Short task:
Extend the forum thread below about rooftop solar and grid costs, continuing from its last sentence.

Given text:
Also imo the planet absolutely does care about equity. To reach our climate goals we need everyone to electrify, so we really do need these solutions to be accessible and affordable.

Anyway, thanks again for the interesting comments, I love how you are thinking about this.


Posted by Carl Jones, a resident of Palo Verde,
on Nov 16, 2022 at 10:17 pm

Carl Jones is a registered user.

I have a follow-up question to your response that I hope you can clarify. You said: "I think the question is, if you are getting energy from the grid, if you rely on the grid to be there for you when you need energy, what is your fair share of the grid costs? The proposal in the newer proceeding is that those fixed costs should be paid for based on your income and not based on your use .."
So, ...
a) Is this independent of whether one has rooftop solar?
b) Does this essentially mean - the richer you are the more you pay?
And is "richer" based upon income? or wealth?


Posted by Local Resident, a resident of Community Center,
on Nov 16, 2022 at 10:34 pm

Local Resident is a registered user.

If utility solar really is cheaper than rooftop, where are the massive projects powering major metros that are being brought online? I believe rooftop solar has dwarfed utility projects in California to date. Why is Palo Alto one of the few cities to be powered by renewables and even then we are over reliant on dwindling hydro. There must be some hurtles that are preventing PG&E from building lots of solar powerplants?

Information provided:
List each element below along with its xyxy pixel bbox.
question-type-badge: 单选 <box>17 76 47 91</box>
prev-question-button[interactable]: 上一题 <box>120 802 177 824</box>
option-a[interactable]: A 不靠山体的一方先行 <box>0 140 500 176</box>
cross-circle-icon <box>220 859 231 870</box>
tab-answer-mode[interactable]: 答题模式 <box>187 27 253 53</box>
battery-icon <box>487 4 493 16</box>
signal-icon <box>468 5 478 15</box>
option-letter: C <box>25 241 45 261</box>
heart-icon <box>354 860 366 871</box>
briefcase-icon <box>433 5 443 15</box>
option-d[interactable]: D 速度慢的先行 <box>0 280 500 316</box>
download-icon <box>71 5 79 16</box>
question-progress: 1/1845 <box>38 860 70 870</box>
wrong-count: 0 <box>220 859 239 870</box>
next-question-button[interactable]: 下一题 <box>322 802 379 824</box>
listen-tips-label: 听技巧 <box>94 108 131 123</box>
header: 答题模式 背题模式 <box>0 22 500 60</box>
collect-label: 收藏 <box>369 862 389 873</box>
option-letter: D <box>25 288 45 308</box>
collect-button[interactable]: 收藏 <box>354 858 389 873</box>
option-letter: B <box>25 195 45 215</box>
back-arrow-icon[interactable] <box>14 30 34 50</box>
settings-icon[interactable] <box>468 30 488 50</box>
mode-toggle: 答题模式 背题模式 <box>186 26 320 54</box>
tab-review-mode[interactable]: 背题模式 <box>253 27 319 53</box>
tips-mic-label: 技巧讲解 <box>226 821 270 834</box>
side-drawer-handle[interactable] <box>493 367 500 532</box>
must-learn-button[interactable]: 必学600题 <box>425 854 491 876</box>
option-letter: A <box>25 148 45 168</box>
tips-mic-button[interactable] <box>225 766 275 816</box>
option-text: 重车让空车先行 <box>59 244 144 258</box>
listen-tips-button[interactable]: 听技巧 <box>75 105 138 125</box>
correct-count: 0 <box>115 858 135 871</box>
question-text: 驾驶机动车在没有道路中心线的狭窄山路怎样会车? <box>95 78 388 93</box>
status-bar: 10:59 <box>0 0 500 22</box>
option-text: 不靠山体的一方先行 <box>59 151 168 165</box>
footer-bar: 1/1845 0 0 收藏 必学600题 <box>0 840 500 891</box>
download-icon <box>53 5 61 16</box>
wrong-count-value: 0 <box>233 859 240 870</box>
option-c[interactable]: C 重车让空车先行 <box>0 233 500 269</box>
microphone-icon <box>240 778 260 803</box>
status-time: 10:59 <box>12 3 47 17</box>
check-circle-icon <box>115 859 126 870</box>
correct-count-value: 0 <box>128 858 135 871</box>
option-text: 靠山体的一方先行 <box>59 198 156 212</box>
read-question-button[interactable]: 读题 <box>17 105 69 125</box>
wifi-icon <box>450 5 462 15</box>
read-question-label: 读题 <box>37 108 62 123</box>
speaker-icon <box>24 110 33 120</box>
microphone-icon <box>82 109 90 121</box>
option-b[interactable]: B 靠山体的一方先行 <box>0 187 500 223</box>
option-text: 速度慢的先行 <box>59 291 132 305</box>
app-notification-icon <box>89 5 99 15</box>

Response to the exercise:
Posted by Sherry Listgarten, a Mountain View Online blogger,
on Nov 17, 2022 at 7:32 am

Sherry Listgarten is a registered user.

This chart may be interesting for some of you, from the just-released 2022 CARB Scoping Plan, which outlines how California's power sector can achieve its aggressive emissions reductions goals. There is massive growth in utility-scale solar, in behind-the-meter solar (albeit less), in batteries, in offshore wind, and in hydrogen. There is modest growth in a few other areas like pumped storage and demand-response.



These numbers are in MW, or capacity, so it's important to remember that the energy (MWh) produced is different because some generators have greater capacity factors. For example, while California's solar rooftops have about a 17% capacity factor, utility-scale is about 28% due to better siting and equipment. Offshore wind should have around a 50% capacity factor.

The behind-the-meter solar is afaict split about evenly between commercial and residential, but I haven't seen great data on this.


Posted by Sherry Listgarten, a Mountain View Online blogger,
on Nov 17, 2022 at 7:34 am

Sherry Listgarten is a registered user.

@Carl, no proposal has been made, but the initial direction is it would be for all customers (solar or not) and based on income.


Posted by Local Resident, a resident of Community Center,
on Nov 17, 2022 at 10:04 am

Local Resident is a registered user.

That chart is helpful. Here are a few observations. Gas is not reduced so we can do better. Battery storage does not generate energy but just allow us to change time of use. Customer solar is the second biggest source of renewable after utility solar. Wind generates way less than even residential solar. It seems to me its decades too soon to be scaling back on residential solar growth and in the next several decades doing so will result in burning more fossil fuels. If utility solar is really so much more cost effective why is it ramping so slowly? Why isn't there a plan for California to be using 100 percent renewable energy by 2035? Is it because PG&E is a for profit company


Posted by Paige, a resident of another community,
on Nov 18, 2022 at 10:15 am

Paige is a registered user.

@Local Resident "It seems to me its decades too soon to be scaling back on residential solar growth"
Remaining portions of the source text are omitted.